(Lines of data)
####################
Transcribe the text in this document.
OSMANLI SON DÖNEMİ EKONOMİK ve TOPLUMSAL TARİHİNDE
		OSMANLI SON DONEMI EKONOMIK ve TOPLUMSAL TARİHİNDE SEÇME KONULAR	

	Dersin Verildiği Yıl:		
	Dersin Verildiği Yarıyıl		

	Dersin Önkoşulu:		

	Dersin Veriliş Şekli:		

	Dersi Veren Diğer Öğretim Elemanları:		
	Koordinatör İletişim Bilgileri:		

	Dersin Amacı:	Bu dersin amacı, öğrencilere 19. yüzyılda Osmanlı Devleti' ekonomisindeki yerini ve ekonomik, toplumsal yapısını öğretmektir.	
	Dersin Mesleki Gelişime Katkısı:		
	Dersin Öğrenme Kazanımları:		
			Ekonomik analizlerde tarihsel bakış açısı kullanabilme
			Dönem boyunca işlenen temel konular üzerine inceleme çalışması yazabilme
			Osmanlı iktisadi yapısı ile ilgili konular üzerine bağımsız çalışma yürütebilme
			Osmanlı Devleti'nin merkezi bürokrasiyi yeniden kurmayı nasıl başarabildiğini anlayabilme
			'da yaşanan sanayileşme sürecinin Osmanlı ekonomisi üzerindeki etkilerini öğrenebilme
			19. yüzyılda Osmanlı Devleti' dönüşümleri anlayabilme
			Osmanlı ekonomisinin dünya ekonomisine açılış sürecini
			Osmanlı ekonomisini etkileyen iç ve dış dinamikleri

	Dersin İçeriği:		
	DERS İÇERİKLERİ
####################
Required work » Copy out the material word for word and line for line.

Correct answer »
Transcribe the text in this document.
OSMANLI SON DÖNEMİ EKONOMİK ve TOPLUMSAL TARİHİNDE
		OSMANLI SON DONEMI EKONOMIK ve TOPLUMSAL TARİHİNDE SEÇME KONULAR	

	Dersin Verildiği Yıl:		
	Dersin Verildiği Yarıyıl		

	Dersin Önkoşulu:		

	Dersin Veriliş Şekli:		

	Dersi Veren Diğer Öğretim Elemanları:		
	Koordinatör İletişim Bilgileri:		

	Dersin Amacı:	Bu dersin amacı, öğrencilere 19. yüzyılda Osmanlı Devleti' ekonomisindeki yerini ve ekonomik, toplumsal yapısını öğretmektir.	
	Dersin Mesleki Gelişime Katkısı:		
	Dersin Öğrenme Kazanımları:		
			Ekonomik analizlerde tarihsel bakış açısı kullanabilme
			Dönem boyunca işlenen temel konular üzerine inceleme çalışması yazabilme
			Osmanlı iktisadi yapısı ile ilgili konular üzerine bağımsız çalışma yürütebilme
			Osmanlı Devleti'nin merkezi bürokrasiyi yeniden kurmayı nasıl başarabildiğini anlayabilme
			'da yaşanan sanayileşme sürecinin Osmanlı ekonomisi üzerindeki etkilerini öğrenebilme
			19. yüzyılda Osmanlı Devleti' dönüşümleri anlayabilme
			Osmanlı ekonomisinin dünya ekonomisine açılış sürecini
			Osmanlı ekonomisini etkileyen iç ve dış dinamikleri

	Dersin İçeriği:		
	DERS İÇERİKLERİ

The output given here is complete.